--- What you need to do ---
Return each line of the listing that contains the string "ffffff".

++++ Supplied records ++++

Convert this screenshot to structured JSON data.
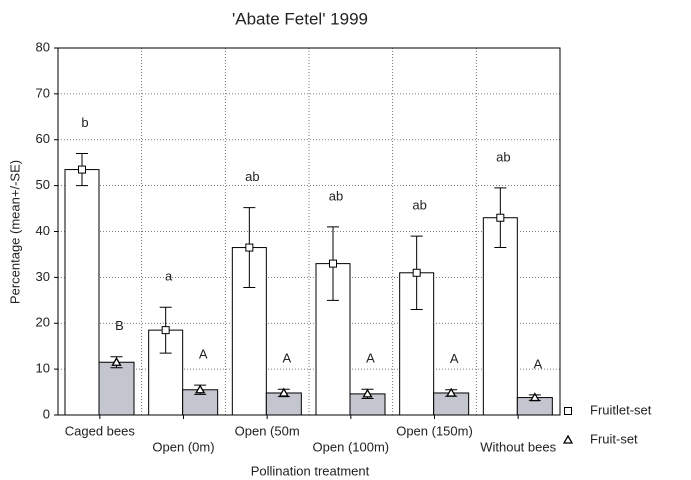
{
  "chart_data": {
    "type": "bar",
    "title": "'Abate Fetel' 1999",
    "xlabel": "Pollination treatment",
    "ylabel": "Percentage (mean+/-SE)",
    "categories": [
      "Caged bees",
      "Open (0m)",
      "Open (50m",
      "Open (100m)",
      "Open (150m)",
      "Without bees"
    ],
    "series": [
      {
        "name": "Fruitlet-set",
        "color": "#ffffff",
        "marker": "square",
        "values": [
          53.5,
          18.5,
          36.5,
          33,
          31,
          43
        ],
        "errors": [
          3.5,
          5,
          8.7,
          8,
          8,
          6.5
        ],
        "letters": [
          "b",
          "a",
          "ab",
          "ab",
          "ab",
          "ab"
        ]
      },
      {
        "name": "Fruit-set",
        "color": "#c3c6cf",
        "marker": "triangle",
        "values": [
          11.5,
          5.5,
          4.8,
          4.6,
          4.8,
          3.8
        ],
        "errors": [
          1.2,
          1,
          0.8,
          1,
          0.7,
          0.6
        ],
        "letters": [
          "B",
          "A",
          "A",
          "A",
          "A",
          "A"
        ]
      }
    ],
    "ylim": [
      0,
      80
    ],
    "yticks": [
      0,
      10,
      20,
      30,
      40,
      50,
      60,
      70,
      80
    ],
    "grid": true
  }
}
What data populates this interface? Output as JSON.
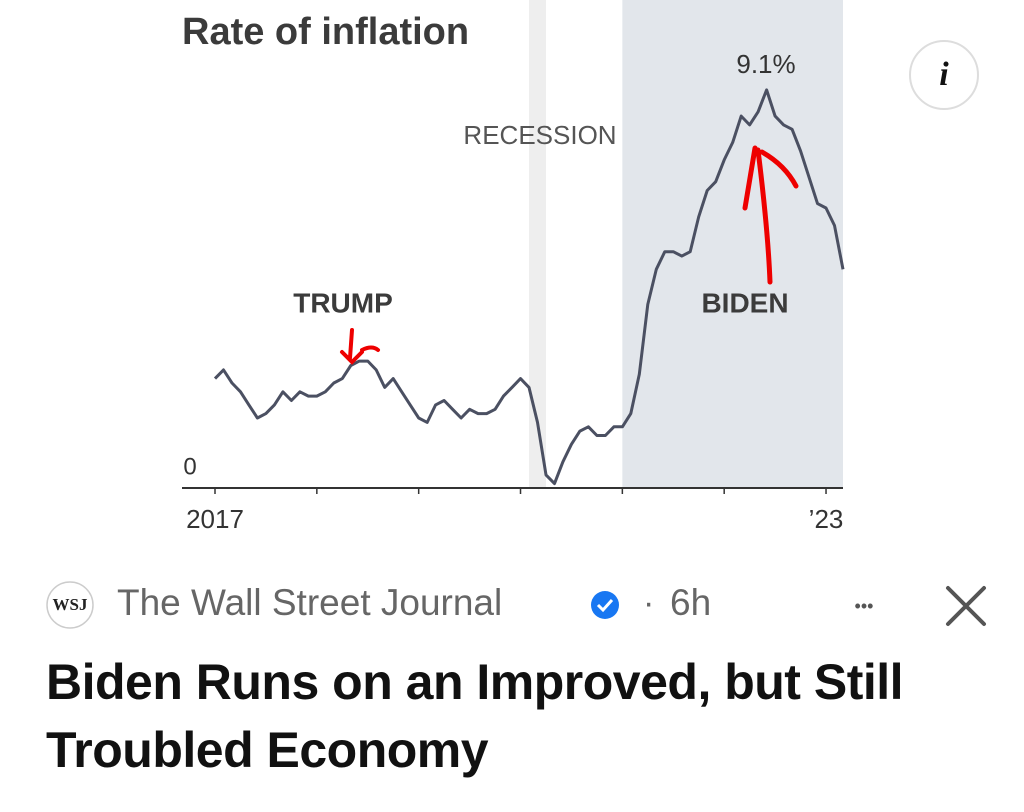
{
  "chart_data": {
    "type": "line",
    "title": "Rate of inflation",
    "x": [
      "2017-01",
      "2017-02",
      "2017-03",
      "2017-04",
      "2017-05",
      "2017-06",
      "2017-07",
      "2017-08",
      "2017-09",
      "2017-10",
      "2017-11",
      "2017-12",
      "2018-01",
      "2018-02",
      "2018-03",
      "2018-04",
      "2018-05",
      "2018-06",
      "2018-07",
      "2018-08",
      "2018-09",
      "2018-10",
      "2018-11",
      "2018-12",
      "2019-01",
      "2019-02",
      "2019-03",
      "2019-04",
      "2019-05",
      "2019-06",
      "2019-07",
      "2019-08",
      "2019-09",
      "2019-10",
      "2019-11",
      "2019-12",
      "2020-01",
      "2020-02",
      "2020-03",
      "2020-04",
      "2020-05",
      "2020-06",
      "2020-07",
      "2020-08",
      "2020-09",
      "2020-10",
      "2020-11",
      "2020-12",
      "2021-01",
      "2021-02",
      "2021-03",
      "2021-04",
      "2021-05",
      "2021-06",
      "2021-07",
      "2021-08",
      "2021-09",
      "2021-10",
      "2021-11",
      "2021-12",
      "2022-01",
      "2022-02",
      "2022-03",
      "2022-04",
      "2022-05",
      "2022-06",
      "2022-07",
      "2022-08",
      "2022-09",
      "2022-10",
      "2022-11",
      "2022-12",
      "2023-01",
      "2023-02",
      "2023-03"
    ],
    "values": [
      2.5,
      2.7,
      2.4,
      2.2,
      1.9,
      1.6,
      1.7,
      1.9,
      2.2,
      2.0,
      2.2,
      2.1,
      2.1,
      2.2,
      2.4,
      2.5,
      2.8,
      2.9,
      2.9,
      2.7,
      2.3,
      2.5,
      2.2,
      1.9,
      1.6,
      1.5,
      1.9,
      2.0,
      1.8,
      1.6,
      1.8,
      1.7,
      1.7,
      1.8,
      2.1,
      2.3,
      2.5,
      2.3,
      1.5,
      0.3,
      0.1,
      0.6,
      1.0,
      1.3,
      1.4,
      1.2,
      1.2,
      1.4,
      1.4,
      1.7,
      2.6,
      4.2,
      5.0,
      5.4,
      5.4,
      5.3,
      5.4,
      6.2,
      6.8,
      7.0,
      7.5,
      7.9,
      8.5,
      8.3,
      8.6,
      9.1,
      8.5,
      8.3,
      8.2,
      7.7,
      7.1,
      6.5,
      6.4,
      6.0,
      5.0
    ],
    "color": "#4b5062",
    "xlim": [
      "2017-01",
      "2023-03"
    ],
    "xticks": [
      {
        "value": "2017-01",
        "label": "2017"
      },
      {
        "value": "2018-01",
        "label": null
      },
      {
        "value": "2019-01",
        "label": null
      },
      {
        "value": "2020-01",
        "label": null
      },
      {
        "value": "2021-01",
        "label": null
      },
      {
        "value": "2022-01",
        "label": null
      },
      {
        "value": "2023-01",
        "label": "’23"
      }
    ],
    "ylim": [
      0,
      9.6
    ],
    "yticks": [
      0
    ],
    "shaded": [
      {
        "from": "2020-02",
        "to": "2020-04",
        "color": "#eeeeee"
      },
      {
        "from": "2021-01",
        "to": "2023-03",
        "color": "#e2e6eb"
      }
    ],
    "annotations": [
      "RECESSION",
      "TRUMP",
      "BIDEN",
      "9.1%"
    ]
  },
  "post": {
    "logo": "WSJ",
    "source": "The Wall Street Journal",
    "separator": "·",
    "time": "6h",
    "more": "•••",
    "headline": "Biden Runs on an Improved, but Still Troubled Economy"
  }
}
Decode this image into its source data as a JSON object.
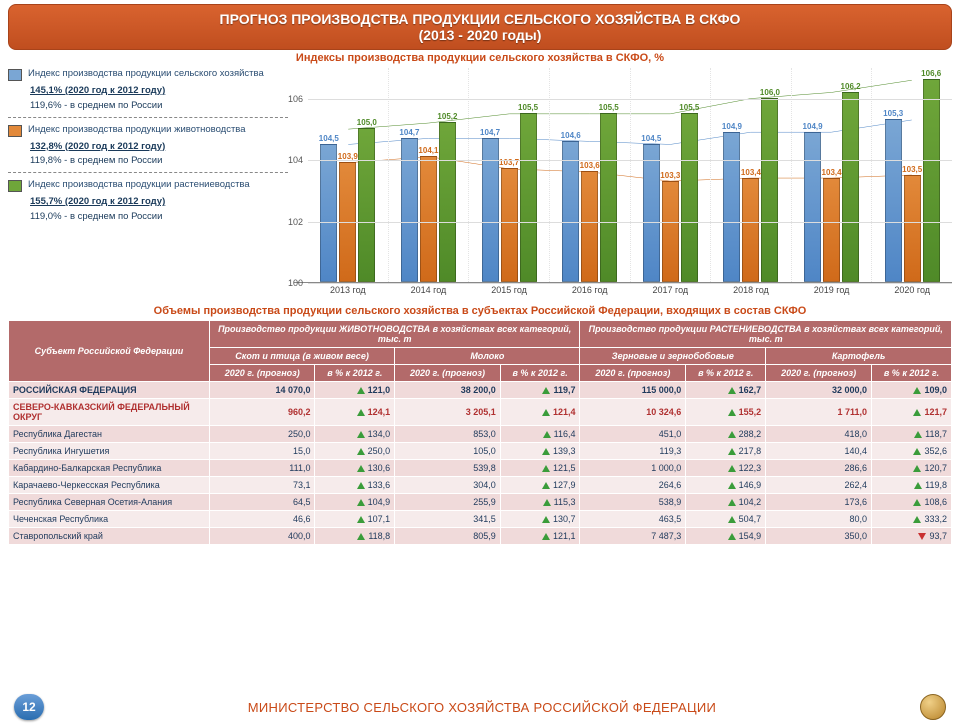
{
  "header": {
    "line1": "ПРОГНОЗ ПРОИЗВОДСТВА ПРОДУКЦИИ СЕЛЬСКОГО ХОЗЯЙСТВА В СКФО",
    "line2": "(2013 - 2020 годы)"
  },
  "chart": {
    "title": "Индексы производства продукции сельского хозяйства в СКФО, %",
    "ylim": [
      100,
      107
    ],
    "yticks": [
      100,
      102,
      104,
      106
    ],
    "background_color": "#ffffff",
    "grid_color": "#dddddd",
    "years": [
      "2013 год",
      "2014 год",
      "2015 год",
      "2016 год",
      "2017 год",
      "2018 год",
      "2019 год",
      "2020 год"
    ],
    "series": [
      {
        "name": "Индекс производства продукции сельского хозяйства",
        "color": "#7aa6d4",
        "line_color": "#4f86c6",
        "values": [
          104.5,
          104.7,
          104.7,
          104.6,
          104.5,
          104.9,
          104.9,
          105.3
        ],
        "summary_pct": "145,1%  (2020 год к 2012 году)",
        "summary_ru": "119,6% - в среднем по России"
      },
      {
        "name": "Индекс производства продукции животноводства",
        "color": "#e2893a",
        "line_color": "#d06a1a",
        "values": [
          103.9,
          104.1,
          103.7,
          103.6,
          103.3,
          103.4,
          103.4,
          103.5
        ],
        "summary_pct": "132,8%  (2020 год к 2012 году)",
        "summary_ru": "119,8% - в среднем по России"
      },
      {
        "name": "Индекс производства продукции растениеводства",
        "color": "#6fa63a",
        "line_color": "#4f8a28",
        "values": [
          105.0,
          105.2,
          105.5,
          105.5,
          105.5,
          106.0,
          106.2,
          106.6
        ],
        "summary_pct": "155,7%  (2020 год к 2012 году)",
        "summary_ru": "119,0% - в среднем по России"
      }
    ]
  },
  "table": {
    "title": "Объемы производства продукции сельского хозяйства в субъектах Российской Федерации, входящих в состав СКФО",
    "group_row": [
      "Субъект Российской Федерации",
      "Производство продукции ЖИВОТНОВОДСТВА в хозяйствах всех категорий, тыс. т",
      "Производство продукции РАСТЕНИЕВОДСТВА в хозяйствах всех категорий, тыс. т"
    ],
    "sub_row": [
      "Скот и птица (в живом весе)",
      "Молоко",
      "Зерновые и зернобобовые",
      "Картофель"
    ],
    "col_row": [
      "2020 г. (прогноз)",
      "в % к 2012 г.",
      "2020 г. (прогноз)",
      "в % к 2012 г.",
      "2020 г. (прогноз)",
      "в % к 2012 г.",
      "2020 г. (прогноз)",
      "в % к 2012 г."
    ],
    "rows": [
      {
        "name": "РОССИЙСКАЯ ФЕДЕРАЦИЯ",
        "bold": true,
        "v": [
          "14 070,0",
          "121,0",
          "38 200,0",
          "119,7",
          "115 000,0",
          "162,7",
          "32 000,0",
          "109,0"
        ],
        "d": [
          "",
          "up",
          "",
          "up",
          "",
          "up",
          "",
          "up"
        ]
      },
      {
        "name": "СЕВЕРО-КАВКАЗСКИЙ ФЕДЕРАЛЬНЫЙ ОКРУГ",
        "hl": true,
        "v": [
          "960,2",
          "124,1",
          "3 205,1",
          "121,4",
          "10 324,6",
          "155,2",
          "1 711,0",
          "121,7"
        ],
        "d": [
          "",
          "up",
          "",
          "up",
          "",
          "up",
          "",
          "up"
        ]
      },
      {
        "name": "Республика Дагестан",
        "v": [
          "250,0",
          "134,0",
          "853,0",
          "116,4",
          "451,0",
          "288,2",
          "418,0",
          "118,7"
        ],
        "d": [
          "",
          "up",
          "",
          "up",
          "",
          "up",
          "",
          "up"
        ]
      },
      {
        "name": "Республика Ингушетия",
        "v": [
          "15,0",
          "250,0",
          "105,0",
          "139,3",
          "119,3",
          "217,8",
          "140,4",
          "352,6"
        ],
        "d": [
          "",
          "up",
          "",
          "up",
          "",
          "up",
          "",
          "up"
        ]
      },
      {
        "name": "Кабардино-Балкарская Республика",
        "v": [
          "111,0",
          "130,6",
          "539,8",
          "121,5",
          "1 000,0",
          "122,3",
          "286,6",
          "120,7"
        ],
        "d": [
          "",
          "up",
          "",
          "up",
          "",
          "up",
          "",
          "up"
        ]
      },
      {
        "name": "Карачаево-Черкесская Республика",
        "v": [
          "73,1",
          "133,6",
          "304,0",
          "127,9",
          "264,6",
          "146,9",
          "262,4",
          "119,8"
        ],
        "d": [
          "",
          "up",
          "",
          "up",
          "",
          "up",
          "",
          "up"
        ]
      },
      {
        "name": "Республика Северная Осетия-Алания",
        "v": [
          "64,5",
          "104,9",
          "255,9",
          "115,3",
          "538,9",
          "104,2",
          "173,6",
          "108,6"
        ],
        "d": [
          "",
          "up",
          "",
          "up",
          "",
          "up",
          "",
          "up"
        ]
      },
      {
        "name": "Чеченская Республика",
        "v": [
          "46,6",
          "107,1",
          "341,5",
          "130,7",
          "463,5",
          "504,7",
          "80,0",
          "333,2"
        ],
        "d": [
          "",
          "up",
          "",
          "up",
          "",
          "up",
          "",
          "up"
        ]
      },
      {
        "name": "Ставропольский край",
        "v": [
          "400,0",
          "118,8",
          "805,9",
          "121,1",
          "7 487,3",
          "154,9",
          "350,0",
          "93,7"
        ],
        "d": [
          "",
          "up",
          "",
          "up",
          "",
          "up",
          "",
          "dn"
        ]
      }
    ]
  },
  "footer": {
    "page": "12",
    "text": "МИНИСТЕРСТВО СЕЛЬСКОГО ХОЗЯЙСТВА РОССИЙСКОЙ ФЕДЕРАЦИИ"
  }
}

++++

--- Written response ---
        "color": "#ffffff",
    "background_color": "#ffffff",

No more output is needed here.